### REQUEST
Convert every line of the material below into a Markdown table with two columns, Row and Entry. Number the rows, skip blank lines, and leave the pictures out.

═════ DATA EXCERPTS

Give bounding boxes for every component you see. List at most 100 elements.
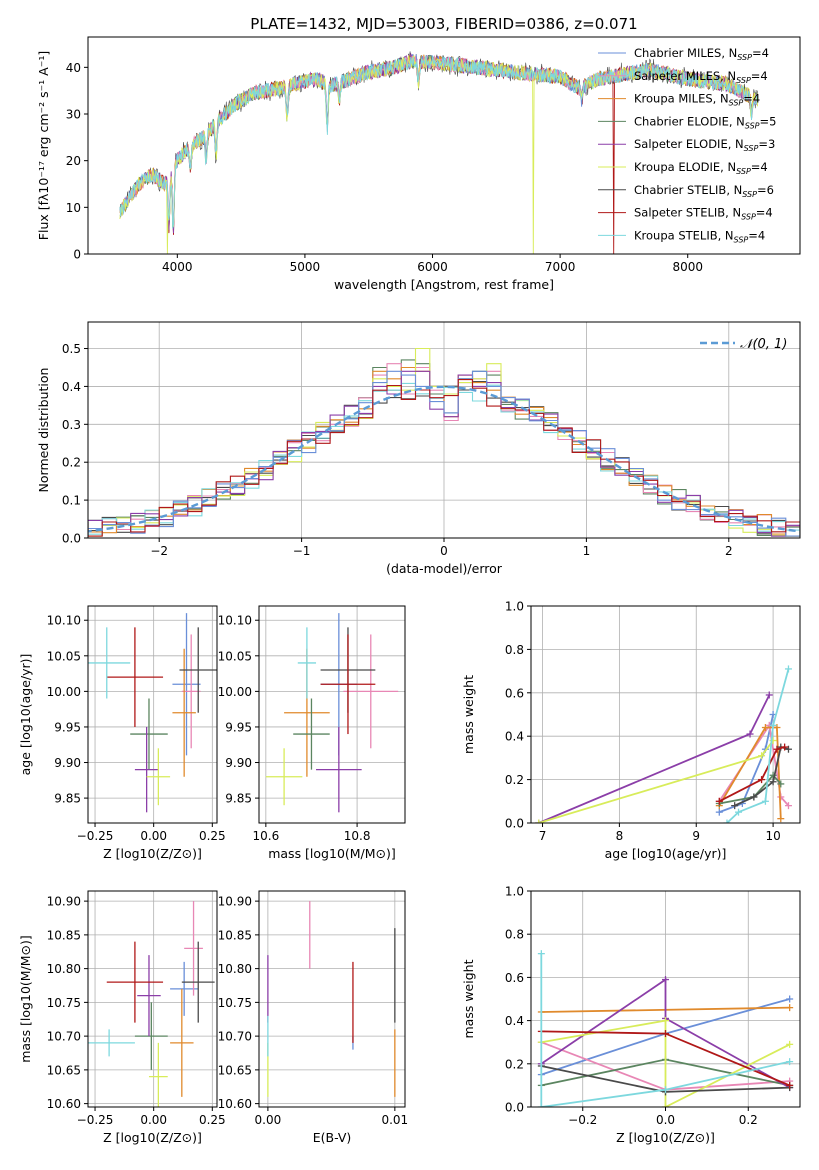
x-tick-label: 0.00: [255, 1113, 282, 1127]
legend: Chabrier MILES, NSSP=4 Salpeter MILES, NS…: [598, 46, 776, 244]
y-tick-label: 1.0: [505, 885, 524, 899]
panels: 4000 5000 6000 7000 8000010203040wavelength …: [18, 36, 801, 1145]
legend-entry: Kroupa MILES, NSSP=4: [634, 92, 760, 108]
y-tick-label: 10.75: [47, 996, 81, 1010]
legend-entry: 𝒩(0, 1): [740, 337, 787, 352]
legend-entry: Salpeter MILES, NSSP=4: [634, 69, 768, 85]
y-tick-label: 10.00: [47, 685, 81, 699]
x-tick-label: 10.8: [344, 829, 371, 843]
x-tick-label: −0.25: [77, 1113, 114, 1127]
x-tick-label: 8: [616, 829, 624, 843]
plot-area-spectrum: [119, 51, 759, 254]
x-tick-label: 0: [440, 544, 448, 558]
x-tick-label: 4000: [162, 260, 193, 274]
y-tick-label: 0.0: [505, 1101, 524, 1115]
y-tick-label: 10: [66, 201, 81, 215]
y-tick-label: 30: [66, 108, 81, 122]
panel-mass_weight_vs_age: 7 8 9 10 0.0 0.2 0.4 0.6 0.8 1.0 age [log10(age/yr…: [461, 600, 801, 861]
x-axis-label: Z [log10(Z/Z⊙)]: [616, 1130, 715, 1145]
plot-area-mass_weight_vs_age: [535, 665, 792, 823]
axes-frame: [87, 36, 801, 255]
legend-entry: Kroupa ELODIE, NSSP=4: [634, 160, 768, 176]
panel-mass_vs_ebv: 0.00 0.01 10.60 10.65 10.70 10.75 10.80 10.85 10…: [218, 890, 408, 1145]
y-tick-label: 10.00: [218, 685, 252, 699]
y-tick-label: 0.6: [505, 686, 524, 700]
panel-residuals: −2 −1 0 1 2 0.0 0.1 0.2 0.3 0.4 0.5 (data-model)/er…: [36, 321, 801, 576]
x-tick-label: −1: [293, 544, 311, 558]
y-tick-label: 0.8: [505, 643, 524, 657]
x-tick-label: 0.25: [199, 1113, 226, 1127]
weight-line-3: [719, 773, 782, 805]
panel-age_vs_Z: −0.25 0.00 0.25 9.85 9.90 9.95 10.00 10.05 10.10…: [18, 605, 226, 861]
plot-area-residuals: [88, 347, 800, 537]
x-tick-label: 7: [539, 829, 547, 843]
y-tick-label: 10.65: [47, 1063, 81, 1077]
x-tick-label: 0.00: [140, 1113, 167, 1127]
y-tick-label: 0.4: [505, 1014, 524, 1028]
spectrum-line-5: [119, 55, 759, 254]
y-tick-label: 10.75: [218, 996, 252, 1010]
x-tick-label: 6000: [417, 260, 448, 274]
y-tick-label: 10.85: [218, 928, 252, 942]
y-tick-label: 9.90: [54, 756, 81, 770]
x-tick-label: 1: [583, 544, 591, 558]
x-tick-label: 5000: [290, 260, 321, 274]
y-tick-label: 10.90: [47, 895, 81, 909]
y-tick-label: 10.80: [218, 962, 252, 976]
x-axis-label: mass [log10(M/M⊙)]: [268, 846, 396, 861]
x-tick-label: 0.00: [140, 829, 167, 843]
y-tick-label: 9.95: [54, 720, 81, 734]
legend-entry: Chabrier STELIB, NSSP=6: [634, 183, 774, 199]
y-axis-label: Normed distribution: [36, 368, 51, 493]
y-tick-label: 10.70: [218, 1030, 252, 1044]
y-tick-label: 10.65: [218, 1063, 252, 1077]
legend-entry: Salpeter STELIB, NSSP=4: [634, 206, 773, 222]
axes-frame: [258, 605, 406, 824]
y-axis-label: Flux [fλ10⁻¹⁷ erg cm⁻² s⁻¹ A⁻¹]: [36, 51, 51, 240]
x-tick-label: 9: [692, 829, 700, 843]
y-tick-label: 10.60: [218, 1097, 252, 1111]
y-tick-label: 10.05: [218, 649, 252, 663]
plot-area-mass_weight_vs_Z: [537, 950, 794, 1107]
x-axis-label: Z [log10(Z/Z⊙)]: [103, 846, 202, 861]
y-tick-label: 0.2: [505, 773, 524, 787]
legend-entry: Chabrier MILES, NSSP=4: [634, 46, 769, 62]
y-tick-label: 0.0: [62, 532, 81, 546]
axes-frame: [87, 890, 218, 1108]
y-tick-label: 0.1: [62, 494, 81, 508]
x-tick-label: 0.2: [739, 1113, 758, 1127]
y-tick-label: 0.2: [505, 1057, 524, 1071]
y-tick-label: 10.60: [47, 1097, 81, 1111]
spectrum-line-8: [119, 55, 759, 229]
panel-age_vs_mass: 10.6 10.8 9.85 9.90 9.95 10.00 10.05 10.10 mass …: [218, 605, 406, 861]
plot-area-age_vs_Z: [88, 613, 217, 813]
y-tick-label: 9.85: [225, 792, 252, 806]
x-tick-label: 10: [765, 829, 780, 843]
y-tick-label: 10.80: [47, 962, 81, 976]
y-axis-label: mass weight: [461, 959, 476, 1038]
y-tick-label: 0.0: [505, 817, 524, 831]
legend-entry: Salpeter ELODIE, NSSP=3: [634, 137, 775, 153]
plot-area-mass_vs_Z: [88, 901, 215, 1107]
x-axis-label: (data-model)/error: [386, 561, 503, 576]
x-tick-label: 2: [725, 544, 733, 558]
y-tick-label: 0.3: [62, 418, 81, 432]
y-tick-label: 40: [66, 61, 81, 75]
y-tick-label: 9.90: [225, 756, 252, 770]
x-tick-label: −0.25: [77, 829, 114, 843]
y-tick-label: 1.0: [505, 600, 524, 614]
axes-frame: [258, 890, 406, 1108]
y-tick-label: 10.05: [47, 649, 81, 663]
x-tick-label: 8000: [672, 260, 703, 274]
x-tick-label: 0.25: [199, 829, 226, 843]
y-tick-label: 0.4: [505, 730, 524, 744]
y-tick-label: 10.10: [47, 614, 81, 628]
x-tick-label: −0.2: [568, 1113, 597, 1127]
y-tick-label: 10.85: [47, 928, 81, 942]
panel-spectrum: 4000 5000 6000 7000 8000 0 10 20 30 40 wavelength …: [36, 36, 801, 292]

══════════

### EXERCISE RESPONSE
| Row | Entry |
|---|---|
| 1 | Give bounding boxes for every component you see. List at most 100 elements. |
| 2 | x-tick-label: 0.00: [255, 1113, 282, 1127] |
| 3 | legend: Chabrier MILES, NSSP=4 Salpeter MILES, NS…: [598, 46, 776, 244] |
| 4 | y-tick-label: 1.0: [505, 885, 524, 899] |
| 5 | panels: 4000 5000 6000 7000 8000010203040wavelength …: [18, 36, 801, 1145] |
| 6 | legend-entry: Kroupa MILES, NSSP=4: [634, 92, 760, 108] |
| 7 | y-tick-label: 10.75: [47, 996, 81, 1010] |
| 8 | legend-entry: 𝒩(0, 1): [740, 337, 787, 352] |
| 9 | legend-entry: Salpeter MILES, NSSP=4: [634, 69, 768, 85] |
| 10 | y-tick-label: 10.00: [47, 685, 81, 699] |
| 11 | x-tick-label: 10.8: [344, 829, 371, 843] |
| 12 | x-tick-label: −0.25: [77, 1113, 114, 1127] |
| 13 | x-tick-label: 8: [616, 829, 624, 843] |
| 14 | plot-area-spectrum: [119, 51, 759, 254] |
| 15 | x-tick-label: 0: [440, 544, 448, 558] |
| 16 | x-tick-label: 4000: [162, 260, 193, 274] |
| 17 | y-tick-label: 0.0: [505, 1101, 524, 1115] |
| 18 | y-tick-label: 10: [66, 201, 81, 215] |
| 19 | y-tick-label: 30: [66, 108, 81, 122] |
| 20 | panel-mass_weight_vs_age: 7 8 9 10 0.0 0.2 0.4 0.6 0.8 1.0 age [log10(age/yr…: [461, 600, 801, 861] |
| 21 | x-axis-label: Z [log10(Z/Z⊙)]: [616, 1130, 715, 1145] |
| 22 | plot-area-mass_weight_vs_age: [535, 665, 792, 823] |
| 23 | axes-frame: [87, 36, 801, 255] |
| 24 | legend-entry: Kroupa ELODIE, NSSP=4: [634, 160, 768, 176] |
| 25 | panel-mass_vs_ebv: 0.00 0.01 10.60 10.65 10.70 10.75 10.80 10.85 10…: [218, 890, 408, 1145] |
| 26 | y-tick-label: 10.00: [218, 685, 252, 699] |
| 27 | y-tick-label: 0.6: [505, 686, 524, 700] |
| 28 | panel-residuals: −2 −1 0 1 2 0.0 0.1 0.2 0.3 0.4 0.5 (data-model)/er…: [36, 321, 801, 576] |
| 29 | x-tick-label: −1: [293, 544, 311, 558] |
| 30 | y-tick-label: 0.8: [505, 643, 524, 657] |
| 31 | x-tick-label: 0.25: [199, 1113, 226, 1127] |
| 32 | weight-line-3: [719, 773, 782, 805] |
| 33 | panel-age_vs_Z: −0.25 0.00 0.25 9.85 9.90 9.95 10.00 10.05 10.10…: [18, 605, 226, 861] |
| 34 | plot-area-residuals: [88, 347, 800, 537] |
| 35 | x-tick-label: 7: [539, 829, 547, 843] |
| 36 | y-tick-label: 10.65: [47, 1063, 81, 1077] |
| 37 | x-tick-label: 0.00: [140, 1113, 167, 1127] |
| 38 | y-tick-label: 0.4: [505, 1014, 524, 1028] |
| 39 | spectrum-line-5: [119, 55, 759, 254] |
| 40 | y-tick-label: 10.75: [218, 996, 252, 1010] |
| 41 | x-tick-label: 6000: [417, 260, 448, 274] |
| 42 | y-tick-label: 10.85: [218, 928, 252, 942] |
| 43 | y-tick-label: 9.90: [54, 756, 81, 770] |
| 44 | x-tick-label: 1: [583, 544, 591, 558] |
| 45 | x-tick-label: 5000: [290, 260, 321, 274] |
| 46 | y-tick-label: 10.90: [47, 895, 81, 909] |
| 47 | y-tick-label: 10.80: [218, 962, 252, 976] |
| 48 | x-axis-label: mass [log10(M/M⊙)]: [268, 846, 396, 861] |
| 49 | x-tick-label: 0.00: [140, 829, 167, 843] |
| 50 | y-tick-label: 9.95: [54, 720, 81, 734] |
| 51 | legend-entry: Chabrier STELIB, NSSP=6: [634, 183, 774, 199] |
| 52 | y-axis-label: Normed distribution: [36, 368, 51, 493] |
| 53 | y-tick-label: 10.70: [218, 1030, 252, 1044] |
| 54 | y-tick-label: 10.65: [218, 1063, 252, 1077] |
| 55 | legend-entry: Salpeter STELIB, NSSP=4: [634, 206, 773, 222] |
| 56 | axes-frame: [258, 605, 406, 824] |
| 57 | y-axis-label: Flux [fλ10⁻¹⁷ erg cm⁻² s⁻¹ A⁻¹]: [36, 51, 51, 240] |
| 58 | x-tick-label: 9: [692, 829, 700, 843] |
| 59 | y-tick-label: 10.60: [218, 1097, 252, 1111] |
| 60 | y-tick-label: 10.05: [218, 649, 252, 663] |
| 61 | plot-area-mass_weight_vs_Z: [537, 950, 794, 1107] |
| 62 | x-axis-label: Z [log10(Z/Z⊙)]: [103, 846, 202, 861] |
| 63 | y-tick-label: 0.2: [505, 773, 524, 787] |
| 64 | legend-entry: Chabrier MILES, NSSP=4: [634, 46, 769, 62] |
| 65 | y-tick-label: 0.0: [62, 532, 81, 546] |
| 66 | axes-frame: [87, 890, 218, 1108] |
| 67 | y-tick-label: 0.1: [62, 494, 81, 508] |
| 68 | x-tick-label: 0.2: [739, 1113, 758, 1127] |
| 69 | y-tick-label: 0.2: [505, 1057, 524, 1071] |
| 70 | y-tick-label: 10.60: [47, 1097, 81, 1111] |
| 71 | spectrum-line-8: [119, 55, 759, 229] |
| 72 | panel-age_vs_mass: 10.6 10.8 9.85 9.90 9.95 10.00 10.05 10.10 mass …: [218, 605, 406, 861] |
| 73 | plot-area-age_vs_Z: [88, 613, 217, 813] |
| 74 | y-tick-label: 9.85: [225, 792, 252, 806] |
| 75 | x-tick-label: 10: [765, 829, 780, 843] |
| 76 | y-tick-label: 10.80: [47, 962, 81, 976] |
| 77 | y-axis-label: mass weight: [461, 959, 476, 1038] |
| 78 | y-tick-label: 0.0: [505, 817, 524, 831] |
| 79 | legend-entry: Salpeter ELODIE, NSSP=3: [634, 137, 775, 153] |
| 80 | plot-area-mass_vs_Z: [88, 901, 215, 1107] |
| 81 | x-axis-label: (data-model)/error: [386, 561, 503, 576] |
| 82 | x-tick-label: 2: [725, 544, 733, 558] |
| 83 | y-tick-label: 0.3: [62, 418, 81, 432] |
| 84 | y-tick-label: 40: [66, 61, 81, 75] |
| 85 | y-tick-label: 9.90: [225, 756, 252, 770] |
| 86 | x-tick-label: −0.25: [77, 829, 114, 843] |
| 87 | y-tick-label: 1.0: [505, 600, 524, 614] |
| 88 | axes-frame: [258, 890, 406, 1108] |
| 89 | y-tick-label: 10.05: [47, 649, 81, 663] |
| 90 | x-tick-label: 8000: [672, 260, 703, 274] |
| 91 | x-tick-label: 0.25: [199, 829, 226, 843] |
| 92 | y-tick-label: 0.4: [505, 730, 524, 744] |
| 93 | y-tick-label: 10.10: [47, 614, 81, 628] |
| 94 | x-tick-label: −0.2: [568, 1113, 597, 1127] |
| 95 | y-tick-label: 10.85: [47, 928, 81, 942] |
| 96 | panel-spectrum: 4000 5000 6000 7000 8000 0 10 20 30 40 wavelength …: [36, 36, 801, 292] |